══ The records ══
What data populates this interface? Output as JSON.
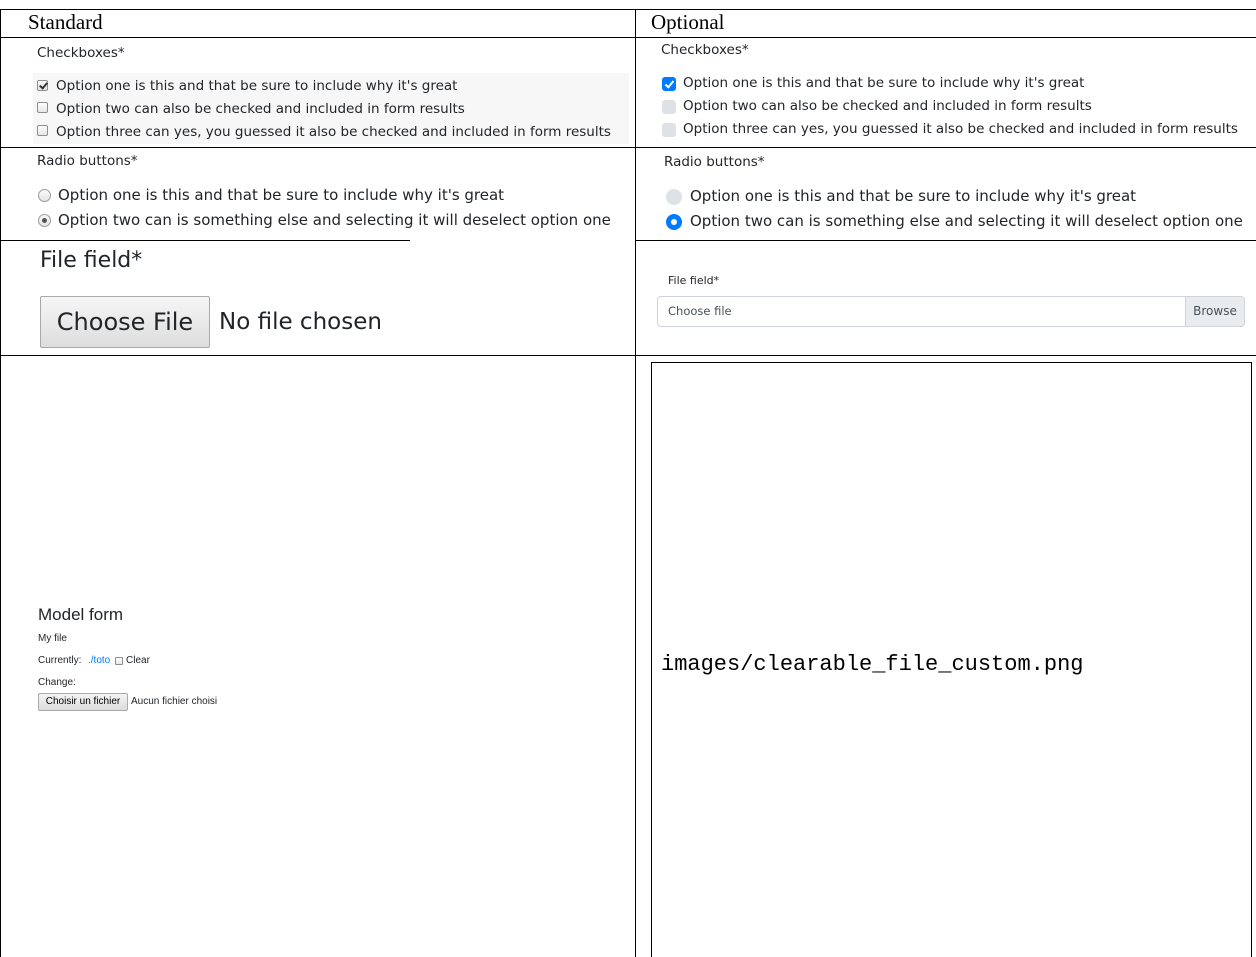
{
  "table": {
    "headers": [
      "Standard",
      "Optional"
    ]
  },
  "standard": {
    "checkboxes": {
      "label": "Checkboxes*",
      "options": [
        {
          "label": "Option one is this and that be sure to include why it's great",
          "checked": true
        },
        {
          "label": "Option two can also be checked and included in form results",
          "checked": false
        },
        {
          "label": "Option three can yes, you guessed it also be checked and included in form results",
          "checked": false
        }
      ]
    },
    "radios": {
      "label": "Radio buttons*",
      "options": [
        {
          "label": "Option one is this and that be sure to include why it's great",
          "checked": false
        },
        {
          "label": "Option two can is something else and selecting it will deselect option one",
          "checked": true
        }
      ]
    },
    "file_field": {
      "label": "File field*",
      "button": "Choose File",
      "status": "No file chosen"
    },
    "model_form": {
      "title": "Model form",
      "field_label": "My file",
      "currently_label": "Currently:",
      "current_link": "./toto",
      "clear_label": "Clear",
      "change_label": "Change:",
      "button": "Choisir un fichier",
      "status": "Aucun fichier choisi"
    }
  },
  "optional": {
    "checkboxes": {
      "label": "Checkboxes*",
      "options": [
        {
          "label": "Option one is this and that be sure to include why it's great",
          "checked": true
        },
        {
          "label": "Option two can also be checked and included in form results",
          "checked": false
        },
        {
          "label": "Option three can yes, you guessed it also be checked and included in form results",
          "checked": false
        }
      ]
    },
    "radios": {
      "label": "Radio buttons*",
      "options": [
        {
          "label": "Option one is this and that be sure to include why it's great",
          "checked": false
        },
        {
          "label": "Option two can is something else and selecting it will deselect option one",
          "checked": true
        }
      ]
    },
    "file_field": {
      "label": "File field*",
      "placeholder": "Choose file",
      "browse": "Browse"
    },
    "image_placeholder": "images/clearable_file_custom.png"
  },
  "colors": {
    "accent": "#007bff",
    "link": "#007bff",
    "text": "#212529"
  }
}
═══
Repeat everything in the records precisely. Images are excluded from the copy.

What data populates this interface? Output as JSON.
{
  "table": {
    "headers": [
      "Standard",
      "Optional"
    ]
  },
  "standard": {
    "checkboxes": {
      "label": "Checkboxes*",
      "options": [
        {
          "label": "Option one is this and that be sure to include why it's great",
          "checked": true
        },
        {
          "label": "Option two can also be checked and included in form results",
          "checked": false
        },
        {
          "label": "Option three can yes, you guessed it also be checked and included in form results",
          "checked": false
        }
      ]
    },
    "radios": {
      "label": "Radio buttons*",
      "options": [
        {
          "label": "Option one is this and that be sure to include why it's great",
          "checked": false
        },
        {
          "label": "Option two can is something else and selecting it will deselect option one",
          "checked": true
        }
      ]
    },
    "file_field": {
      "label": "File field*",
      "button": "Choose File",
      "status": "No file chosen"
    },
    "model_form": {
      "title": "Model form",
      "field_label": "My file",
      "currently_label": "Currently:",
      "current_link": "./toto",
      "clear_label": "Clear",
      "change_label": "Change:",
      "button": "Choisir un fichier",
      "status": "Aucun fichier choisi"
    }
  },
  "optional": {
    "checkboxes": {
      "label": "Checkboxes*",
      "options": [
        {
          "label": "Option one is this and that be sure to include why it's great",
          "checked": true
        },
        {
          "label": "Option two can also be checked and included in form results",
          "checked": false
        },
        {
          "label": "Option three can yes, you guessed it also be checked and included in form results",
          "checked": false
        }
      ]
    },
    "radios": {
      "label": "Radio buttons*",
      "options": [
        {
          "label": "Option one is this and that be sure to include why it's great",
          "checked": false
        },
        {
          "label": "Option two can is something else and selecting it will deselect option one",
          "checked": true
        }
      ]
    },
    "file_field": {
      "label": "File field*",
      "placeholder": "Choose file",
      "browse": "Browse"
    },
    "image_placeholder": "images/clearable_file_custom.png"
  },
  "colors": {
    "accent": "#007bff",
    "link": "#007bff",
    "text": "#212529"
  }
}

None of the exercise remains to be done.